Labeled box records:
-.-.-
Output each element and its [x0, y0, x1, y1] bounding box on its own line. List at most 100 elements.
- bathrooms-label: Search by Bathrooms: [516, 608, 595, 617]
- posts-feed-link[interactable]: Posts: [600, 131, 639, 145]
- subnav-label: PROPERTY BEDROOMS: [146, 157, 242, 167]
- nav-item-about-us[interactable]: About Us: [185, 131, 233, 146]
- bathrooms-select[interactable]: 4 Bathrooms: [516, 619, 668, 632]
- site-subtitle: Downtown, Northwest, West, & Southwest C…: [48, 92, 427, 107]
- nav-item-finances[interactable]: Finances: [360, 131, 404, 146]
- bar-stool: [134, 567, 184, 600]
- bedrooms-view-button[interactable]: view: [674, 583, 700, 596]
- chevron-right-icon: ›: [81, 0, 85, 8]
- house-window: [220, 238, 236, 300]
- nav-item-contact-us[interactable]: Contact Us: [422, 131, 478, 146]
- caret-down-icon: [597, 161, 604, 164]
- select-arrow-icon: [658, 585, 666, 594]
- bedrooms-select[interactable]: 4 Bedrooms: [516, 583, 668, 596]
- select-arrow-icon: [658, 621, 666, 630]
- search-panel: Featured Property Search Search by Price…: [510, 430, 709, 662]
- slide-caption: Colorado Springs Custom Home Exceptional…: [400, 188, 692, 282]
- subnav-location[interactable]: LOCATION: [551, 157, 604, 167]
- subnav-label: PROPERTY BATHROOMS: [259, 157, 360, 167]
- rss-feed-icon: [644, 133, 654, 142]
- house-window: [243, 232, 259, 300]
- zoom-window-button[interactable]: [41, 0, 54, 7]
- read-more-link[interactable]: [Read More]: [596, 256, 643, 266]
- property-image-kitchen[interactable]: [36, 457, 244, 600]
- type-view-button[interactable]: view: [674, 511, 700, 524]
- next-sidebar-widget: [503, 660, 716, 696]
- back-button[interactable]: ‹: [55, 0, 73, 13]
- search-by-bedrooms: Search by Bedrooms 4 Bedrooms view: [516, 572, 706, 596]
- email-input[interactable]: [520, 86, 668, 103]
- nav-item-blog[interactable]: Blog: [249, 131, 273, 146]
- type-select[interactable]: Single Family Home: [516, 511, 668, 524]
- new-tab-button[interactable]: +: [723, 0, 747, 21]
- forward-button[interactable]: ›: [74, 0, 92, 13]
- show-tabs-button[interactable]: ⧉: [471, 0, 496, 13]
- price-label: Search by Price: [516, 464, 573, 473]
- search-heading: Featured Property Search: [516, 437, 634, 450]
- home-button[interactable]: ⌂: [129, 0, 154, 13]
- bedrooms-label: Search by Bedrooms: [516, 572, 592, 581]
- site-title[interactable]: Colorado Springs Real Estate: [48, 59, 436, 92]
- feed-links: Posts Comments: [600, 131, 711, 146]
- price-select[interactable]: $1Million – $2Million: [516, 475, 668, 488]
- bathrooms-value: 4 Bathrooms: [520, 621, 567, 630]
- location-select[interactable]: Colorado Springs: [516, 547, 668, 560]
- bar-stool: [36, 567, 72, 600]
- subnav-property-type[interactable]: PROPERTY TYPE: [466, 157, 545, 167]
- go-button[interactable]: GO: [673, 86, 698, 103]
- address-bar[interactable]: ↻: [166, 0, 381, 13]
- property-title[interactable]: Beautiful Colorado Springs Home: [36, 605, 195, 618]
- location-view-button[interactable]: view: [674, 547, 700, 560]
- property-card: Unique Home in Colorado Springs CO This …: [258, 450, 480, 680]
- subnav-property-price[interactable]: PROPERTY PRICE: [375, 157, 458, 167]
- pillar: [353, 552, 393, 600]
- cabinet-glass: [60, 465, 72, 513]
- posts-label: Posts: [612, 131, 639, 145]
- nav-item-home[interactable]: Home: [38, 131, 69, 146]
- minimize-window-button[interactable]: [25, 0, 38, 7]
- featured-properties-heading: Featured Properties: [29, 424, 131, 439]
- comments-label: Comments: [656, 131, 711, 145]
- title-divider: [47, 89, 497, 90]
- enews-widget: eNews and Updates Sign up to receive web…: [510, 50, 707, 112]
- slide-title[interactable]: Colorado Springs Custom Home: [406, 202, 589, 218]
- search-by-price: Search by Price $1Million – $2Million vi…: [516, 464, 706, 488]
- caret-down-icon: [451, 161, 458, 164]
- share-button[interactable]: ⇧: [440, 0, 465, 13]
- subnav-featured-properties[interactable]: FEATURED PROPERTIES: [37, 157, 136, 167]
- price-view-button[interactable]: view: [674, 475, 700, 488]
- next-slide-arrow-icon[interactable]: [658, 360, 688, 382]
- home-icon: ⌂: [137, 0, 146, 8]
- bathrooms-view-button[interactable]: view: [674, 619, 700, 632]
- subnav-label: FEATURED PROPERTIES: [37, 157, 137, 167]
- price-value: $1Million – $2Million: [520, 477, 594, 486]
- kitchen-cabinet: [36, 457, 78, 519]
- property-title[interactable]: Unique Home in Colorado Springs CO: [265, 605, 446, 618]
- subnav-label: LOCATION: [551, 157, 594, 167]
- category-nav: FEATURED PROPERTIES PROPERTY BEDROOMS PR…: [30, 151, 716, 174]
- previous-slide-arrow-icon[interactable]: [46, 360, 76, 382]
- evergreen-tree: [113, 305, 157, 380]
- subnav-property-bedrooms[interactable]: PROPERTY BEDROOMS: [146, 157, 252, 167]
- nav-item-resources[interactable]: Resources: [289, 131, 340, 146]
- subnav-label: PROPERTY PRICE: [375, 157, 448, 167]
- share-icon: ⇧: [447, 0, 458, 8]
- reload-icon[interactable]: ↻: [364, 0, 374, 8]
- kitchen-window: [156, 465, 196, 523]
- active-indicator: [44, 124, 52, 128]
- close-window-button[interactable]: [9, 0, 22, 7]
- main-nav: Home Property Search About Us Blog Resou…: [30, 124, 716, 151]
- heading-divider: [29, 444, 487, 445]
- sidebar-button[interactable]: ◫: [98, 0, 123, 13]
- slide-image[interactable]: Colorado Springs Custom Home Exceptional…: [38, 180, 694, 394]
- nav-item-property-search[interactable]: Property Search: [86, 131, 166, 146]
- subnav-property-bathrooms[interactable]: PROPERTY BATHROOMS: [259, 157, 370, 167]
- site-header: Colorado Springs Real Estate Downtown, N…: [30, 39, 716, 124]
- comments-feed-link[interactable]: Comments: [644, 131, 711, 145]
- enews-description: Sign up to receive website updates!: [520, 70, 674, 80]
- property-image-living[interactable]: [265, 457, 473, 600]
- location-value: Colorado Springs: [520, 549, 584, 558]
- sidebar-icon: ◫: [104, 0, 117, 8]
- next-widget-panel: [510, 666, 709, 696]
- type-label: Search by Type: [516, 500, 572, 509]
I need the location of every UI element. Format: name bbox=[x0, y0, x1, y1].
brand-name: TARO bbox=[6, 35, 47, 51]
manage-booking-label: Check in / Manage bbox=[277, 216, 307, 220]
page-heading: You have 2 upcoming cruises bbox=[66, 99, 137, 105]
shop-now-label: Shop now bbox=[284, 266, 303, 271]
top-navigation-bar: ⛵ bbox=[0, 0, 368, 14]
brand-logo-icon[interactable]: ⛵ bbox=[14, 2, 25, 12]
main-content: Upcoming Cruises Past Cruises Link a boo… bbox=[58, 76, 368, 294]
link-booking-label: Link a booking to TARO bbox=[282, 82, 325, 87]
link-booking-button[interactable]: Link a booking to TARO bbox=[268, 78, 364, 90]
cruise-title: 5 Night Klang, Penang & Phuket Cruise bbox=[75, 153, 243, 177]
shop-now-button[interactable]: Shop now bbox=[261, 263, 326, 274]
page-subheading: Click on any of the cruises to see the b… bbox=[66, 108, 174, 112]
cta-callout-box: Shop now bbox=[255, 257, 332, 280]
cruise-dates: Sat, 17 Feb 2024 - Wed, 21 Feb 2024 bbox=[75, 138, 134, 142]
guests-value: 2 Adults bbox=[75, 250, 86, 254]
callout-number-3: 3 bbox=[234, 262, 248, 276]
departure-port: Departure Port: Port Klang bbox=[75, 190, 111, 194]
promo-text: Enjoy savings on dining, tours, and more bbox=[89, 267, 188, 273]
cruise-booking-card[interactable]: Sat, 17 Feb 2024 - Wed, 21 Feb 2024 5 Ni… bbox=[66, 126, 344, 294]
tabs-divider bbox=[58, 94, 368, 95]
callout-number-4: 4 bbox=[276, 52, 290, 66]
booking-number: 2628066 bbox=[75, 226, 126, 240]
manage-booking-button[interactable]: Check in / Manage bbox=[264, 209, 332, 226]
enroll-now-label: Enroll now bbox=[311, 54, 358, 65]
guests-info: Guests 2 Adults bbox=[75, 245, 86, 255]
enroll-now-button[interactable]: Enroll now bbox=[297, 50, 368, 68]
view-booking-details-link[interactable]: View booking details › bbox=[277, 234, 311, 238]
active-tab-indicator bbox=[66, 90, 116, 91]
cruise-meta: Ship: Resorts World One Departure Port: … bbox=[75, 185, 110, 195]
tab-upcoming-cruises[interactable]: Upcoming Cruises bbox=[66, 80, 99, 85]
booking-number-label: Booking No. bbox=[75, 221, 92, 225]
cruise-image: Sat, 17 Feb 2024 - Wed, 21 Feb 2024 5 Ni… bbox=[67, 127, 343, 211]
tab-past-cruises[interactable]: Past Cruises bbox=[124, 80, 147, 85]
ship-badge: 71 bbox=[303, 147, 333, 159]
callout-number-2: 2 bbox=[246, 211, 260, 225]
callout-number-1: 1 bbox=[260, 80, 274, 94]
-.-.-
## Problem statement:
Report in full every line of the entries above that contains the string "Check".

## Written response:
manage-booking-label: Check in / Manage bbox=[277, 216, 307, 220]
manage-booking-button[interactable]: Check in / Manage bbox=[264, 209, 332, 226]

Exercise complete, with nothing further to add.